Data extract:
══════

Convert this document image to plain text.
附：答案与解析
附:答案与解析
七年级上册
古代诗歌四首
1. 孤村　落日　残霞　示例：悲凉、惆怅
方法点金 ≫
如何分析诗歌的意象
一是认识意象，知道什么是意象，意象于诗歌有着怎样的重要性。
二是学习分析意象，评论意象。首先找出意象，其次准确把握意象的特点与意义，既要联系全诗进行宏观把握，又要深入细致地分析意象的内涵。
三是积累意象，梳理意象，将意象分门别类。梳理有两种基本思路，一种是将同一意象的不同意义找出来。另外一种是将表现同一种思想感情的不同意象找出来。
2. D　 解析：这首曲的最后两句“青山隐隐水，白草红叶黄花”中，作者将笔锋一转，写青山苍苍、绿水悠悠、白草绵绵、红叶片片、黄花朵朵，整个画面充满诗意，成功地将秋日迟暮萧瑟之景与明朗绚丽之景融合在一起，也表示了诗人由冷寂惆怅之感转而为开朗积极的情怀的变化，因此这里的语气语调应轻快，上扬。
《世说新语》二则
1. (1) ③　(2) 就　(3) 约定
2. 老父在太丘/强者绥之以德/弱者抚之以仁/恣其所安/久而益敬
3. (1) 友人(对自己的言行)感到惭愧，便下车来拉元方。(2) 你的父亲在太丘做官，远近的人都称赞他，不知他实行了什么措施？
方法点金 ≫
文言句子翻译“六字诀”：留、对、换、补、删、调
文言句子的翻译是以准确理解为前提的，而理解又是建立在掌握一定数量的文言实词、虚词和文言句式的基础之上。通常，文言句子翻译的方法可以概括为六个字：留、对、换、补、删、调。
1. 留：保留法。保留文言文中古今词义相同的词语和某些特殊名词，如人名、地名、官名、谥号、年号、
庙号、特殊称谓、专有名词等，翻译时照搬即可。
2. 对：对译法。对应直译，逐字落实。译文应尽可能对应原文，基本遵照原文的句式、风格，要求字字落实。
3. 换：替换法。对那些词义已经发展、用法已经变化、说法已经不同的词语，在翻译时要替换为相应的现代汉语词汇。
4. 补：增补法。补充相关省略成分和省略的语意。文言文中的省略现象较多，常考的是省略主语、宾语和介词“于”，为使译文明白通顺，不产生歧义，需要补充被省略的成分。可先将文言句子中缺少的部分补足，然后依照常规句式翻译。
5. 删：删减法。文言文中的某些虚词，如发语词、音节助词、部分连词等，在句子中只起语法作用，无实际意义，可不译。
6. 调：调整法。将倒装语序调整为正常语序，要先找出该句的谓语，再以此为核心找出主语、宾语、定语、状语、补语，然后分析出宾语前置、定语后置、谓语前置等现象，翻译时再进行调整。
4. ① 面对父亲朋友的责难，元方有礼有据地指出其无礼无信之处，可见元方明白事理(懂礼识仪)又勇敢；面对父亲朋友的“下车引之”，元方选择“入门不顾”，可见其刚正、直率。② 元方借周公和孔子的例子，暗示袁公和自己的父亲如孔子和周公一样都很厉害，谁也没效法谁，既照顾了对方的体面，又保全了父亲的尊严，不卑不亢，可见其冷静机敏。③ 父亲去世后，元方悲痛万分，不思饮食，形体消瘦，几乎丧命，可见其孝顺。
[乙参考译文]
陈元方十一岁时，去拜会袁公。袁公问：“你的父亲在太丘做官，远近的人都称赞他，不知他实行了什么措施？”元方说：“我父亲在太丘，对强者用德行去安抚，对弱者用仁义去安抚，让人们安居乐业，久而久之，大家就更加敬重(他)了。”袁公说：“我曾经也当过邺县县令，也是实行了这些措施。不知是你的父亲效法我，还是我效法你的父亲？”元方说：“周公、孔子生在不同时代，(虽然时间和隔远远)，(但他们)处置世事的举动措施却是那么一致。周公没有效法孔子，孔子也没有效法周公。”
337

══════

To be done: Give all the entries again exactly; leave none out.

Expected answer:
Convert this document image to plain text.
附：答案与解析
附:答案与解析
七年级上册
古代诗歌四首
1. 孤村　落日　残霞　示例：悲凉、惆怅
方法点金 ≫
如何分析诗歌的意象
一是认识意象，知道什么是意象，意象于诗歌有着怎样的重要性。
二是学习分析意象，评论意象。首先找出意象，其次准确把握意象的特点与意义，既要联系全诗进行宏观把握，又要深入细致地分析意象的内涵。
三是积累意象，梳理意象，将意象分门别类。梳理有两种基本思路，一种是将同一意象的不同意义找出来。另外一种是将表现同一种思想感情的不同意象找出来。
2. D　 解析：这首曲的最后两句“青山隐隐水，白草红叶黄花”中，作者将笔锋一转，写青山苍苍、绿水悠悠、白草绵绵、红叶片片、黄花朵朵，整个画面充满诗意，成功地将秋日迟暮萧瑟之景与明朗绚丽之景融合在一起，也表示了诗人由冷寂惆怅之感转而为开朗积极的情怀的变化，因此这里的语气语调应轻快，上扬。
《世说新语》二则
1. (1) ③　(2) 就　(3) 约定
2. 老父在太丘/强者绥之以德/弱者抚之以仁/恣其所安/久而益敬
3. (1) 友人(对自己的言行)感到惭愧，便下车来拉元方。(2) 你的父亲在太丘做官，远近的人都称赞他，不知他实行了什么措施？
方法点金 ≫
文言句子翻译“六字诀”：留、对、换、补、删、调
文言句子的翻译是以准确理解为前提的，而理解又是建立在掌握一定数量的文言实词、虚词和文言句式的基础之上。通常，文言句子翻译的方法可以概括为六个字：留、对、换、补、删、调。
1. 留：保留法。保留文言文中古今词义相同的词语和某些特殊名词，如人名、地名、官名、谥号、年号、
庙号、特殊称谓、专有名词等，翻译时照搬即可。
2. 对：对译法。对应直译，逐字落实。译文应尽可能对应原文，基本遵照原文的句式、风格，要求字字落实。
3. 换：替换法。对那些词义已经发展、用法已经变化、说法已经不同的词语，在翻译时要替换为相应的现代汉语词汇。
4. 补：增补法。补充相关省略成分和省略的语意。文言文中的省略现象较多，常考的是省略主语、宾语和介词“于”，为使译文明白通顺，不产生歧义，需要补充被省略的成分。可先将文言句子中缺少的部分补足，然后依照常规句式翻译。
5. 删：删减法。文言文中的某些虚词，如发语词、音节助词、部分连词等，在句子中只起语法作用，无实际意义，可不译。
6. 调：调整法。将倒装语序调整为正常语序，要先找出该句的谓语，再以此为核心找出主语、宾语、定语、状语、补语，然后分析出宾语前置、定语后置、谓语前置等现象，翻译时再进行调整。
4. ① 面对父亲朋友的责难，元方有礼有据地指出其无礼无信之处，可见元方明白事理(懂礼识仪)又勇敢；面对父亲朋友的“下车引之”，元方选择“入门不顾”，可见其刚正、直率。② 元方借周公和孔子的例子，暗示袁公和自己的父亲如孔子和周公一样都很厉害，谁也没效法谁，既照顾了对方的体面，又保全了父亲的尊严，不卑不亢，可见其冷静机敏。③ 父亲去世后，元方悲痛万分，不思饮食，形体消瘦，几乎丧命，可见其孝顺。
[乙参考译文]
陈元方十一岁时，去拜会袁公。袁公问：“你的父亲在太丘做官，远近的人都称赞他，不知他实行了什么措施？”元方说：“我父亲在太丘，对强者用德行去安抚，对弱者用仁义去安抚，让人们安居乐业，久而久之，大家就更加敬重(他)了。”袁公说：“我曾经也当过邺县县令，也是实行了这些措施。不知是你的父亲效法我，还是我效法你的父亲？”元方说：“周公、孔子生在不同时代，(虽然时间和隔远远)，(但他们)处置世事的举动措施却是那么一致。周公没有效法孔子，孔子也没有效法周公。”
337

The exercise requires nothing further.